_Task requirements_:
Output every line exactly as written. Leave out pictures.

Figure record listings:
##############################

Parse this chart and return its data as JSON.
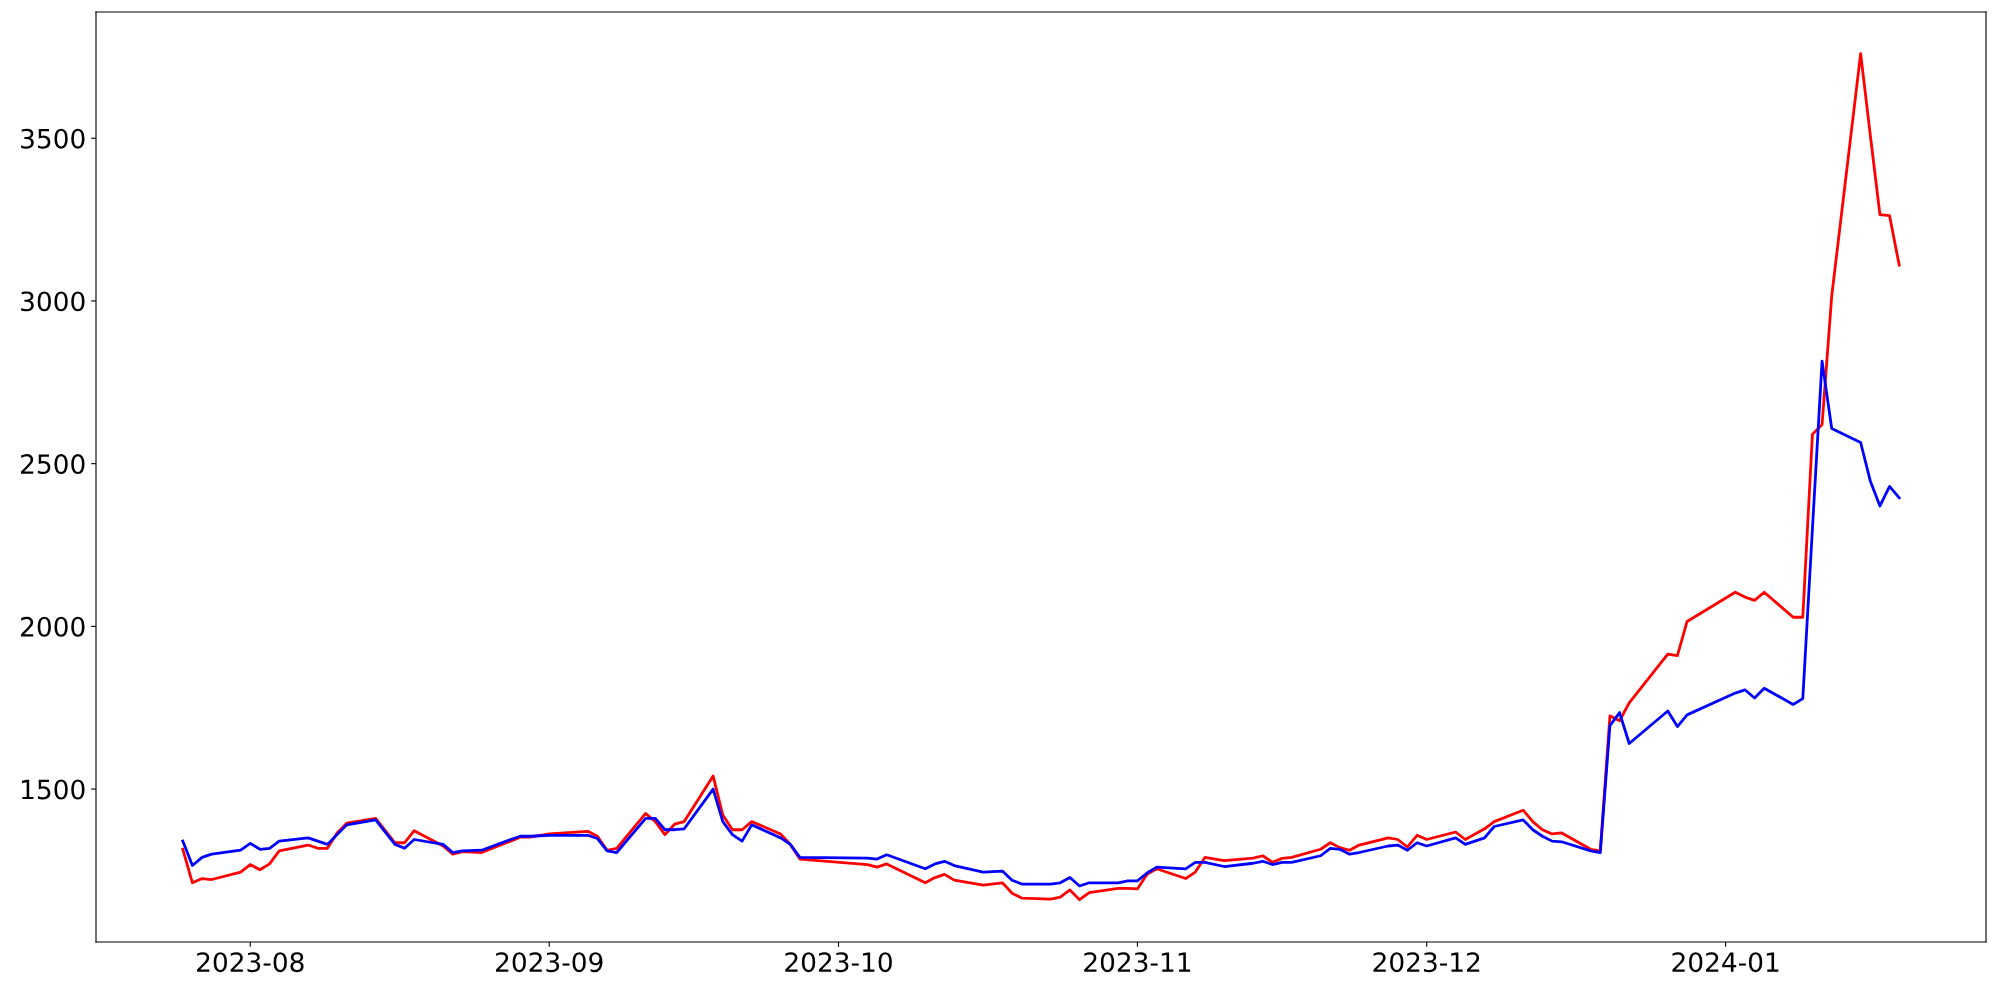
{
  "chart_data": {
    "type": "line",
    "x": [
      "2023-07-25",
      "2023-07-26",
      "2023-07-27",
      "2023-07-28",
      "2023-07-31",
      "2023-08-01",
      "2023-08-02",
      "2023-08-03",
      "2023-08-04",
      "2023-08-07",
      "2023-08-08",
      "2023-08-09",
      "2023-08-10",
      "2023-08-11",
      "2023-08-14",
      "2023-08-16",
      "2023-08-17",
      "2023-08-18",
      "2023-08-21",
      "2023-08-22",
      "2023-08-23",
      "2023-08-25",
      "2023-08-28",
      "2023-08-29",
      "2023-08-30",
      "2023-09-01",
      "2023-09-05",
      "2023-09-06",
      "2023-09-07",
      "2023-09-08",
      "2023-09-11",
      "2023-09-12",
      "2023-09-13",
      "2023-09-14",
      "2023-09-15",
      "2023-09-18",
      "2023-09-19",
      "2023-09-20",
      "2023-09-21",
      "2023-09-22",
      "2023-09-25",
      "2023-09-26",
      "2023-09-27",
      "2023-10-04",
      "2023-10-05",
      "2023-10-06",
      "2023-10-10",
      "2023-10-11",
      "2023-10-12",
      "2023-10-13",
      "2023-10-16",
      "2023-10-18",
      "2023-10-19",
      "2023-10-20",
      "2023-10-23",
      "2023-10-24",
      "2023-10-25",
      "2023-10-26",
      "2023-10-27",
      "2023-10-30",
      "2023-10-31",
      "2023-11-01",
      "2023-11-02",
      "2023-11-03",
      "2023-11-06",
      "2023-11-07",
      "2023-11-08",
      "2023-11-10",
      "2023-11-13",
      "2023-11-14",
      "2023-11-15",
      "2023-11-16",
      "2023-11-17",
      "2023-11-20",
      "2023-11-21",
      "2023-11-22",
      "2023-11-23",
      "2023-11-24",
      "2023-11-27",
      "2023-11-28",
      "2023-11-29",
      "2023-11-30",
      "2023-12-01",
      "2023-12-04",
      "2023-12-05",
      "2023-12-07",
      "2023-12-08",
      "2023-12-11",
      "2023-12-12",
      "2023-12-13",
      "2023-12-14",
      "2023-12-15",
      "2023-12-18",
      "2023-12-19",
      "2023-12-20",
      "2023-12-21",
      "2023-12-22",
      "2023-12-26",
      "2023-12-27",
      "2023-12-28",
      "2024-01-02",
      "2024-01-03",
      "2024-01-04",
      "2024-01-05",
      "2024-01-08",
      "2024-01-09",
      "2024-01-10",
      "2024-01-11",
      "2024-01-12",
      "2024-01-15",
      "2024-01-16",
      "2024-01-17",
      "2024-01-18",
      "2024-01-19"
    ],
    "series": [
      {
        "color": "#ff0000",
        "values": [
          1315,
          1212,
          1225,
          1222,
          1245,
          1268,
          1252,
          1270,
          1310,
          1328,
          1318,
          1318,
          1365,
          1395,
          1410,
          1335,
          1335,
          1372,
          1325,
          1300,
          1308,
          1305,
          1340,
          1352,
          1352,
          1362,
          1370,
          1355,
          1312,
          1318,
          1425,
          1400,
          1360,
          1392,
          1400,
          1540,
          1420,
          1375,
          1375,
          1400,
          1362,
          1330,
          1285,
          1268,
          1260,
          1270,
          1212,
          1228,
          1238,
          1220,
          1205,
          1212,
          1180,
          1165,
          1162,
          1168,
          1190,
          1160,
          1182,
          1195,
          1195,
          1193,
          1238,
          1255,
          1225,
          1245,
          1290,
          1280,
          1288,
          1295,
          1275,
          1287,
          1290,
          1315,
          1335,
          1320,
          1312,
          1328,
          1350,
          1345,
          1322,
          1358,
          1345,
          1368,
          1345,
          1378,
          1400,
          1435,
          1400,
          1375,
          1362,
          1365,
          1315,
          1310,
          1725,
          1710,
          1765,
          1915,
          1910,
          2015,
          2105,
          2090,
          2080,
          2105,
          2028,
          2028,
          2590,
          2620,
          3015,
          3760,
          3510,
          3265,
          3262,
          3110
        ]
      },
      {
        "color": "#0000ff",
        "values": [
          1340,
          1265,
          1290,
          1300,
          1312,
          1333,
          1315,
          1318,
          1340,
          1350,
          1340,
          1330,
          1360,
          1390,
          1405,
          1330,
          1318,
          1345,
          1330,
          1305,
          1310,
          1312,
          1345,
          1355,
          1355,
          1358,
          1358,
          1348,
          1310,
          1305,
          1410,
          1410,
          1375,
          1375,
          1378,
          1500,
          1400,
          1360,
          1340,
          1390,
          1350,
          1330,
          1290,
          1288,
          1285,
          1298,
          1255,
          1270,
          1278,
          1265,
          1245,
          1248,
          1220,
          1208,
          1208,
          1212,
          1228,
          1202,
          1212,
          1212,
          1218,
          1218,
          1242,
          1260,
          1255,
          1275,
          1275,
          1262,
          1272,
          1278,
          1268,
          1275,
          1275,
          1295,
          1318,
          1315,
          1300,
          1305,
          1325,
          1328,
          1312,
          1335,
          1325,
          1350,
          1330,
          1350,
          1385,
          1405,
          1375,
          1355,
          1340,
          1338,
          1310,
          1305,
          1695,
          1735,
          1640,
          1740,
          1692,
          1728,
          1795,
          1805,
          1780,
          1810,
          1760,
          1778,
          2300,
          2815,
          2608,
          2565,
          2447,
          2370,
          2430,
          2395
        ]
      }
    ],
    "xlim": [
      "2023-07-16",
      "2024-01-28"
    ],
    "xticks": [
      "2023-08",
      "2023-09",
      "2023-10",
      "2023-11",
      "2023-12",
      "2024-01"
    ],
    "ylim": [
      1030,
      3888
    ],
    "yticks": [
      1500,
      2000,
      2500,
      3000,
      3500
    ],
    "grid": false,
    "marker": "none",
    "line_style": "solid"
  }
}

##############################

_Exercise response_:
Parse this chart and return its data as JSON.
{
  "chart_data": {
    "type": "line",
    "x": [
      "2023-07-25",
      "2023-07-26",
      "2023-07-27",
      "2023-07-28",
      "2023-07-31",
      "2023-08-01",
      "2023-08-02",
      "2023-08-03",
      "2023-08-04",
      "2023-08-07",
      "2023-08-08",
      "2023-08-09",
      "2023-08-10",
      "2023-08-11",
      "2023-08-14",
      "2023-08-16",
      "2023-08-17",
      "2023-08-18",
      "2023-08-21",
      "2023-08-22",
      "2023-08-23",
      "2023-08-25",
      "2023-08-28",
      "2023-08-29",
      "2023-08-30",
      "2023-09-01",
      "2023-09-05",
      "2023-09-06",
      "2023-09-07",
      "2023-09-08",
      "2023-09-11",
      "2023-09-12",
      "2023-09-13",
      "2023-09-14",
      "2023-09-15",
      "2023-09-18",
      "2023-09-19",
      "2023-09-20",
      "2023-09-21",
      "2023-09-22",
      "2023-09-25",
      "2023-09-26",
      "2023-09-27",
      "2023-10-04",
      "2023-10-05",
      "2023-10-06",
      "2023-10-10",
      "2023-10-11",
      "2023-10-12",
      "2023-10-13",
      "2023-10-16",
      "2023-10-18",
      "2023-10-19",
      "2023-10-20",
      "2023-10-23",
      "2023-10-24",
      "2023-10-25",
      "2023-10-26",
      "2023-10-27",
      "2023-10-30",
      "2023-10-31",
      "2023-11-01",
      "2023-11-02",
      "2023-11-03",
      "2023-11-06",
      "2023-11-07",
      "2023-11-08",
      "2023-11-10",
      "2023-11-13",
      "2023-11-14",
      "2023-11-15",
      "2023-11-16",
      "2023-11-17",
      "2023-11-20",
      "2023-11-21",
      "2023-11-22",
      "2023-11-23",
      "2023-11-24",
      "2023-11-27",
      "2023-11-28",
      "2023-11-29",
      "2023-11-30",
      "2023-12-01",
      "2023-12-04",
      "2023-12-05",
      "2023-12-07",
      "2023-12-08",
      "2023-12-11",
      "2023-12-12",
      "2023-12-13",
      "2023-12-14",
      "2023-12-15",
      "2023-12-18",
      "2023-12-19",
      "2023-12-20",
      "2023-12-21",
      "2023-12-22",
      "2023-12-26",
      "2023-12-27",
      "2023-12-28",
      "2024-01-02",
      "2024-01-03",
      "2024-01-04",
      "2024-01-05",
      "2024-01-08",
      "2024-01-09",
      "2024-01-10",
      "2024-01-11",
      "2024-01-12",
      "2024-01-15",
      "2024-01-16",
      "2024-01-17",
      "2024-01-18",
      "2024-01-19"
    ],
    "series": [
      {
        "color": "#ff0000",
        "values": [
          1315,
          1212,
          1225,
          1222,
          1245,
          1268,
          1252,
          1270,
          1310,
          1328,
          1318,
          1318,
          1365,
          1395,
          1410,
          1335,
          1335,
          1372,
          1325,
          1300,
          1308,
          1305,
          1340,
          1352,
          1352,
          1362,
          1370,
          1355,
          1312,
          1318,
          1425,
          1400,
          1360,
          1392,
          1400,
          1540,
          1420,
          1375,
          1375,
          1400,
          1362,
          1330,
          1285,
          1268,
          1260,
          1270,
          1212,
          1228,
          1238,
          1220,
          1205,
          1212,
          1180,
          1165,
          1162,
          1168,
          1190,
          1160,
          1182,
          1195,
          1195,
          1193,
          1238,
          1255,
          1225,
          1245,
          1290,
          1280,
          1288,
          1295,
          1275,
          1287,
          1290,
          1315,
          1335,
          1320,
          1312,
          1328,
          1350,
          1345,
          1322,
          1358,
          1345,
          1368,
          1345,
          1378,
          1400,
          1435,
          1400,
          1375,
          1362,
          1365,
          1315,
          1310,
          1725,
          1710,
          1765,
          1915,
          1910,
          2015,
          2105,
          2090,
          2080,
          2105,
          2028,
          2028,
          2590,
          2620,
          3015,
          3760,
          3510,
          3265,
          3262,
          3110
        ]
      },
      {
        "color": "#0000ff",
        "values": [
          1340,
          1265,
          1290,
          1300,
          1312,
          1333,
          1315,
          1318,
          1340,
          1350,
          1340,
          1330,
          1360,
          1390,
          1405,
          1330,
          1318,
          1345,
          1330,
          1305,
          1310,
          1312,
          1345,
          1355,
          1355,
          1358,
          1358,
          1348,
          1310,
          1305,
          1410,
          1410,
          1375,
          1375,
          1378,
          1500,
          1400,
          1360,
          1340,
          1390,
          1350,
          1330,
          1290,
          1288,
          1285,
          1298,
          1255,
          1270,
          1278,
          1265,
          1245,
          1248,
          1220,
          1208,
          1208,
          1212,
          1228,
          1202,
          1212,
          1212,
          1218,
          1218,
          1242,
          1260,
          1255,
          1275,
          1275,
          1262,
          1272,
          1278,
          1268,
          1275,
          1275,
          1295,
          1318,
          1315,
          1300,
          1305,
          1325,
          1328,
          1312,
          1335,
          1325,
          1350,
          1330,
          1350,
          1385,
          1405,
          1375,
          1355,
          1340,
          1338,
          1310,
          1305,
          1695,
          1735,
          1640,
          1740,
          1692,
          1728,
          1795,
          1805,
          1780,
          1810,
          1760,
          1778,
          2300,
          2815,
          2608,
          2565,
          2447,
          2370,
          2430,
          2395
        ]
      }
    ],
    "xlim": [
      "2023-07-16",
      "2024-01-28"
    ],
    "xticks": [
      "2023-08",
      "2023-09",
      "2023-10",
      "2023-11",
      "2023-12",
      "2024-01"
    ],
    "ylim": [
      1030,
      3888
    ],
    "yticks": [
      1500,
      2000,
      2500,
      3000,
      3500
    ],
    "grid": false,
    "marker": "none",
    "line_style": "solid"
  }
}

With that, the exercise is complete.